• [TASK INSTRUCTIONS]: Extract the whole listing as it stands. Do not include the pictures.

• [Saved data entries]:
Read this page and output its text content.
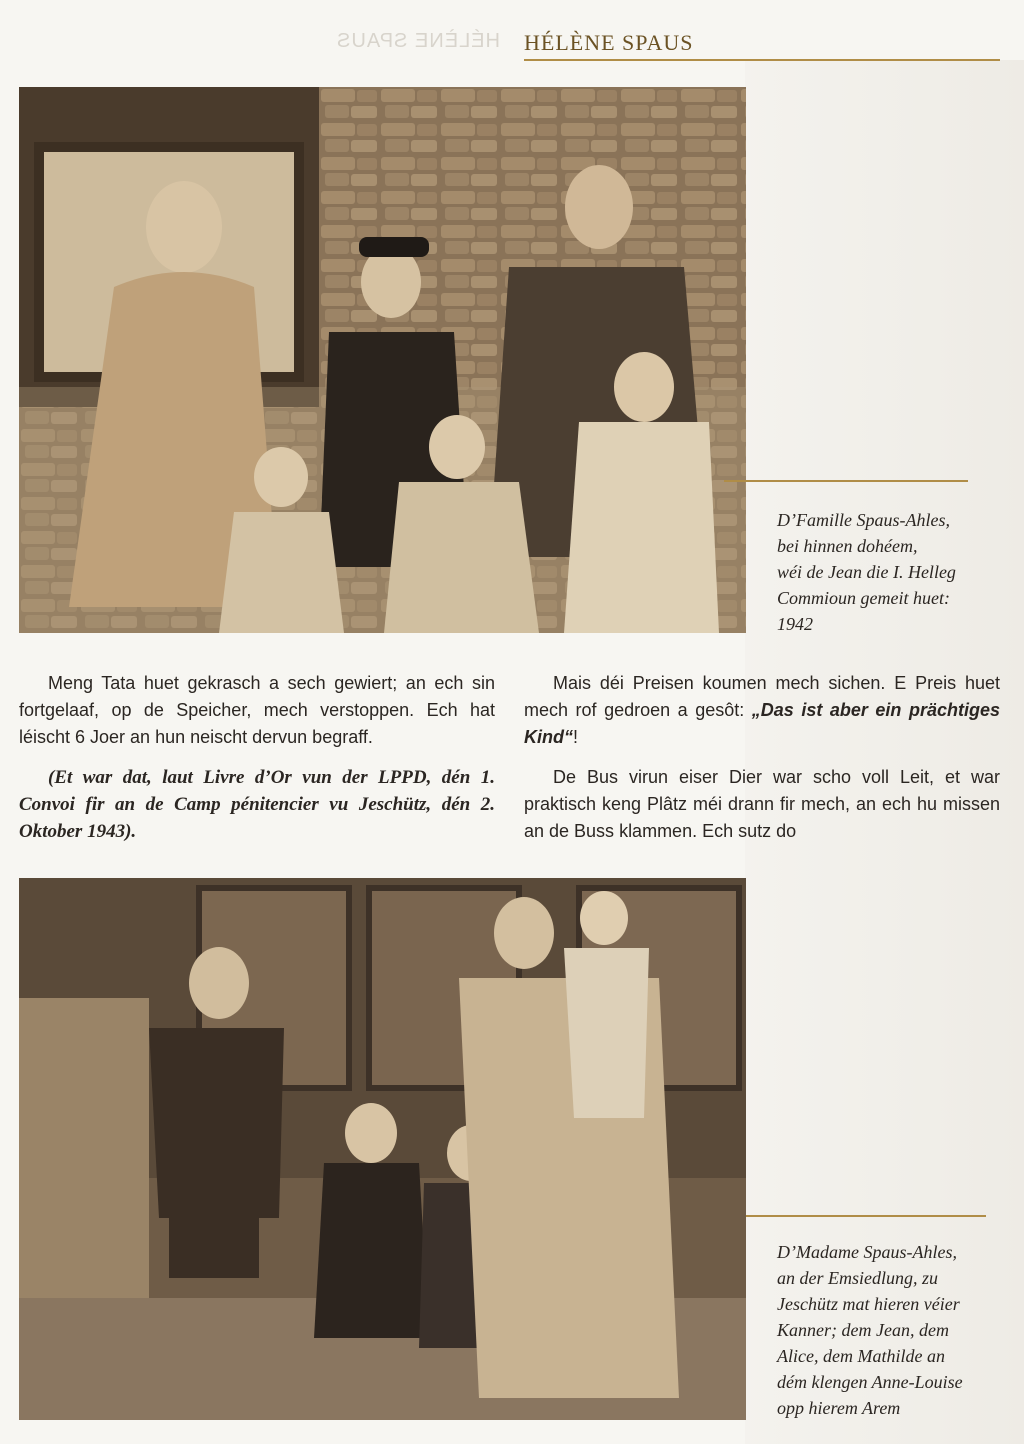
HÉLÈNE SPAUS HÉLÈNE SPAUS
D’Famille Spaus-Ahles,
bei hinnen dohéem,
wéi de Jean die I. Helleg
Commioun gemeit huet:
1942

Meng Tata huet gekrasch a sech gewiert; an ech sin fortgelaaf, op de Speicher, mech verstoppen. Ech hat léischt 6 Joer an hun neischt dervun begraff.

(Et war dat, laut Livre d’Or vun der LPPD, dén 1. Convoi fir an de Camp pénitencier vu Jeschütz, dén 2. Oktober 1943).

Mais déi Preisen koumen mech sichen. E Preis huet mech rof gedroen a gesôt: „Das ist aber ein prächtiges Kind“!

De Bus virun eiser Dier war scho voll Leit, et war praktisch keng Plâtz méi drann fir mech, an ech hu missen an de Buss klammen. Ech sutz do

D’Madame Spaus-Ahles,
an der Emsiedlung, zu
Jeschütz mat hieren véier
Kanner; dem Jean, dem
Alice, dem Mathilde an
dém klengen Anne-Louise
opp hierem Arem
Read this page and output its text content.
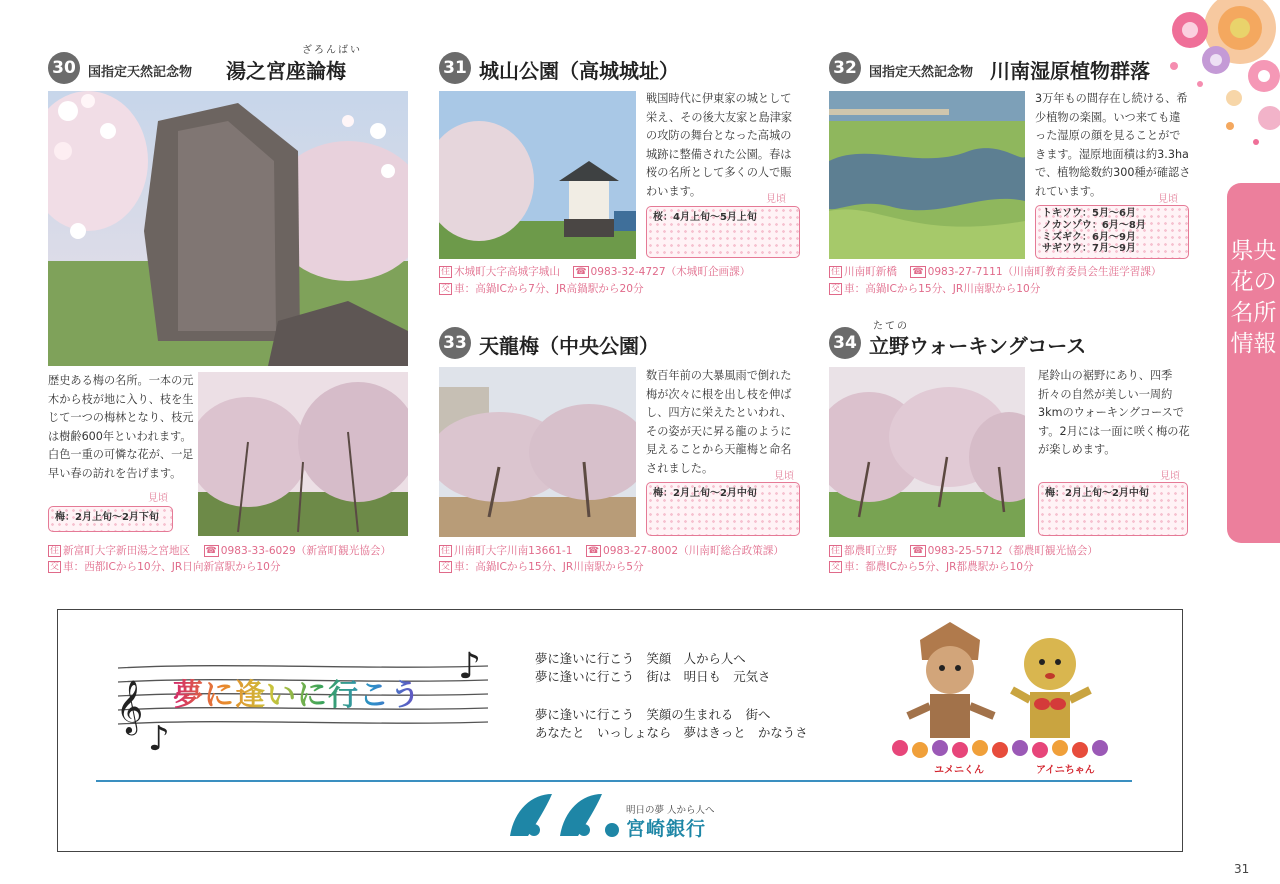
県央 花の名所情報
30 国指定天然記念物
ざろんばい
湯之宮座論梅
歴史ある梅の名所。一本の元木から枝が地に入り、枝を生じて一つの梅林となり、枝元は樹齢600年といわれます。白色一重の可憐な花が、一足早い春の訪れを告げます。
見頃
梅：2月上旬〜2月下旬
住 新富町大字新田湯之宮地区 ☎ 0983-33-6029（新富町観光協会）
交 車：西都ICから10分、JR日向新富駅から10分
31 城山公園（高城城址）
戦国時代に伊東家の城として栄え、その後大友家と島津家の攻防の舞台となった高城の城跡に整備された公園。春は桜の名所として多くの人で賑わいます。
見頃
桜：4月上旬〜5月上旬
住 木城町大字高城字城山 ☎ 0983-32-4727（木城町企画課）
交 車：高鍋ICから7分、JR高鍋駅から20分
32 国指定天然記念物 川南湿原植物群落
3万年もの間存在し続ける、希少植物の楽園。いつ来ても違った湿原の顔を見ることができます。湿原地面積は約3.3haで、植物総数約300種が確認されています。
見頃
トキソウ：5月〜6月
ノカンゾウ：6月〜8月
ミズギク：6月〜9月
サギソウ：7月〜9月
住 川南町新橋 ☎ 0983-27-7111（川南町教育委員会生涯学習課）
交 車：高鍋ICから15分、JR川南駅から10分
33 天龍梅（中央公園）
数百年前の大暴風雨で倒れた梅が次々に根を出し枝を伸ばし、四方に栄えたといわれ、その姿が天に昇る龍のように見えることから天龍梅と命名されました。
見頃
梅：2月上旬〜2月中旬
住 川南町大字川南13661-1 ☎ 0983-27-8002（川南町総合政策課）
交 車：高鍋ICから15分、JR川南駅から5分
34
たての
立野ウォーキングコース
尾鈴山の裾野にあり、四季折々の自然が美しい一周約3kmのウォーキングコースです。2月には一面に咲く梅の花が楽しめます。
見頃
梅：2月上旬〜2月中旬
住 都農町立野 ☎ 0983-25-5712（都農町観光協会）
交 車：都農ICから5分、JR都農駅から10分
𝄞
♪
♪
夢に逢いに行こう
夢に逢いに行こう　笑顔　人から人へ
夢に逢いに行こう　街は　明日も　元気さ
夢に逢いに行こう　笑顔の生まれる　街へ
あなたと　いっしょなら　夢はきっと　かなうさ
ユメニくん	アイニちゃん
明日の夢 人から人へ
宮崎銀行
31
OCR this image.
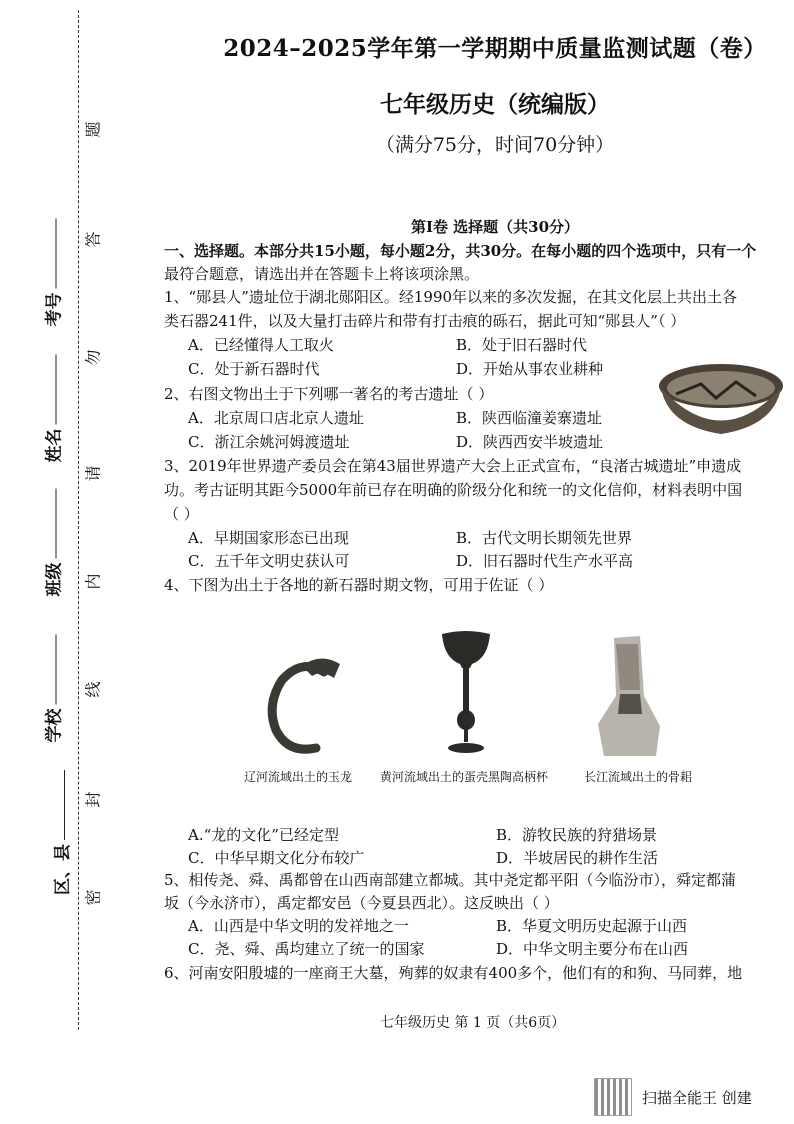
考号
姓名
班级
学校
区、县
题
答
勿
请
内
线
封
密
2024–2025学年第一学期期中质量监测试题（卷）
七年级历史（统编版）
（满分75分，时间70分钟）
第Ⅰ卷 选择题（共30分）
一、选择题。本部分共15小题，每小题2分，共30分。在每小题的四个选项中，只有一个
最符合题意，请选出并在答题卡上将该项涂黑。
1、“郧县人”遗址位于湖北郧阳区。经1990年以来的多次发掘，在其文化层上共出土各
类石器241件，以及大量打击碎片和带有打击痕的砾石，据此可知“郧县人”（ ）
A．已经懂得人工取火	B．处于旧石器时代
C．处于新石器时代	D．开始从事农业耕种
2、右图文物出土于下列哪一著名的考古遗址（ ）
A．北京周口店北京人遗址	B．陕西临潼姜寨遗址
C．浙江余姚河姆渡遗址	D．陕西西安半坡遗址
3、2019年世界遗产委员会在第43届世界遗产大会上正式宣布，“良渚古城遗址”申遗成
功。考古证明其距今5000年前已存在明确的阶级分化和统一的文化信仰，材料表明中国
（ ）
A．早期国家形态已出现	B．古代文明长期领先世界
C．五千年文明史获认可	D．旧石器时代生产水平高
4、下图为出土于各地的新石器时期文物，可用于佐证（ ）
辽河流域出土的玉龙 黄河流域出土的蛋壳黑陶高柄杯	长江流域出土的骨耜
A.“龙的文化”已经定型	B．游牧民族的狩猎场景
C．中华早期文化分布较广	D．半坡居民的耕作生活
5、相传尧、舜、禹都曾在山西南部建立都城。其中尧定都平阳（今临汾市），舜定都蒲
坂（今永济市），禹定都安邑（今夏县西北）。这反映出（ ）
A．山西是中华文明的发祥地之一	B．华夏文明历史起源于山西
C．尧、舜、禹均建立了统一的国家	D．中华文明主要分布在山西
6、河南安阳殷墟的一座商王大墓，殉葬的奴隶有400多个，他们有的和狗、马同葬，地
七年级历史 第 1 页（共6页）
扫描全能王 创建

• [EXERCISE OUTPUT]:
Read this page and output its text content.
HÉLÈNE SPAUS HÉLÈNE SPAUS
D’Famille Spaus-Ahles,
bei hinnen dohéem,
wéi de Jean die I. Helleg
Commioun gemeit huet:
1942

Meng Tata huet gekrasch a sech gewiert; an ech sin fortgelaaf, op de Speicher, mech verstoppen. Ech hat léischt 6 Joer an hun neischt dervun begraff.

(Et war dat, laut Livre d’Or vun der LPPD, dén 1. Convoi fir an de Camp pénitencier vu Jeschütz, dén 2. Oktober 1943).

Mais déi Preisen koumen mech sichen. E Preis huet mech rof gedroen a gesôt: „Das ist aber ein prächtiges Kind“!

De Bus virun eiser Dier war scho voll Leit, et war praktisch keng Plâtz méi drann fir mech, an ech hu missen an de Buss klammen. Ech sutz do

D’Madame Spaus-Ahles,
an der Emsiedlung, zu
Jeschütz mat hieren véier
Kanner; dem Jean, dem
Alice, dem Mathilde an
dém klengen Anne-Louise
opp hierem Arem
Read this page and output its text content.
県央 花の名所情報
30 国指定天然記念物
ざろんばい
湯之宮座論梅
歴史ある梅の名所。一本の元木から枝が地に入り、枝を生じて一つの梅林となり、枝元は樹齢600年といわれます。白色一重の可憐な花が、一足早い春の訪れを告げます。
見頃
梅：2月上旬〜2月下旬
住 新富町大字新田湯之宮地区 ☎ 0983-33-6029（新富町観光協会）
交 車：西都ICから10分、JR日向新富駅から10分
31 城山公園（高城城址）
戦国時代に伊東家の城として栄え、その後大友家と島津家の攻防の舞台となった高城の城跡に整備された公園。春は桜の名所として多くの人で賑わいます。
見頃
桜：4月上旬〜5月上旬
住 木城町大字高城字城山 ☎ 0983-32-4727（木城町企画課）
交 車：高鍋ICから7分、JR高鍋駅から20分
32 国指定天然記念物 川南湿原植物群落
3万年もの間存在し続ける、希少植物の楽園。いつ来ても違った湿原の顔を見ることができます。湿原地面積は約3.3haで、植物総数約300種が確認されています。
見頃
トキソウ：5月〜6月
ノカンゾウ：6月〜8月
ミズギク：6月〜9月
サギソウ：7月〜9月
住 川南町新橋 ☎ 0983-27-7111（川南町教育委員会生涯学習課）
交 車：高鍋ICから15分、JR川南駅から10分
33 天龍梅（中央公園）
数百年前の大暴風雨で倒れた梅が次々に根を出し枝を伸ばし、四方に栄えたといわれ、その姿が天に昇る龍のように見えることから天龍梅と命名されました。
見頃
梅：2月上旬〜2月中旬
住 川南町大字川南13661-1 ☎ 0983-27-8002（川南町総合政策課）
交 車：高鍋ICから15分、JR川南駅から5分
34
たての
立野ウォーキングコース
尾鈴山の裾野にあり、四季折々の自然が美しい一周約3kmのウォーキングコースです。2月には一面に咲く梅の花が楽しめます。
見頃
梅：2月上旬〜2月中旬
住 都農町立野 ☎ 0983-25-5712（都農町観光協会）
交 車：都農ICから5分、JR都農駅から10分
𝄞
♪
♪
夢に逢いに行こう
夢に逢いに行こう　笑顔　人から人へ
夢に逢いに行こう　街は　明日も　元気さ
夢に逢いに行こう　笑顔の生まれる　街へ
あなたと　いっしょなら　夢はきっと　かなうさ
ユメニくん	アイニちゃん
明日の夢 人から人へ
宮崎銀行
31
OCR this image.
考号
姓名
班级
学校
区、县
题
答
勿
请
内
线
封
密
2024–2025学年第一学期期中质量监测试题（卷）
七年级历史（统编版）
（满分75分，时间70分钟）
第Ⅰ卷 选择题（共30分）
一、选择题。本部分共15小题，每小题2分，共30分。在每小题的四个选项中，只有一个
最符合题意，请选出并在答题卡上将该项涂黑。
1、“郧县人”遗址位于湖北郧阳区。经1990年以来的多次发掘，在其文化层上共出土各
类石器241件，以及大量打击碎片和带有打击痕的砾石，据此可知“郧县人”（ ）
A．已经懂得人工取火	B．处于旧石器时代
C．处于新石器时代	D．开始从事农业耕种
2、右图文物出土于下列哪一著名的考古遗址（ ）
A．北京周口店北京人遗址	B．陕西临潼姜寨遗址
C．浙江余姚河姆渡遗址	D．陕西西安半坡遗址
3、2019年世界遗产委员会在第43届世界遗产大会上正式宣布，“良渚古城遗址”申遗成
功。考古证明其距今5000年前已存在明确的阶级分化和统一的文化信仰，材料表明中国
（ ）
A．早期国家形态已出现	B．古代文明长期领先世界
C．五千年文明史获认可	D．旧石器时代生产水平高
4、下图为出土于各地的新石器时期文物，可用于佐证（ ）
辽河流域出土的玉龙 黄河流域出土的蛋壳黑陶高柄杯	长江流域出土的骨耜
A.“龙的文化”已经定型	B．游牧民族的狩猎场景
C．中华早期文化分布较广	D．半坡居民的耕作生活
5、相传尧、舜、禹都曾在山西南部建立都城。其中尧定都平阳（今临汾市），舜定都蒲
坂（今永济市），禹定都安邑（今夏县西北）。这反映出（ ）
A．山西是中华文明的发祥地之一	B．华夏文明历史起源于山西
C．尧、舜、禹均建立了统一的国家	D．中华文明主要分布在山西
6、河南安阳殷墟的一座商王大墓，殉葬的奴隶有400多个，他们有的和狗、马同葬，地
七年级历史 第 1 页（共6页）
扫描全能王 创建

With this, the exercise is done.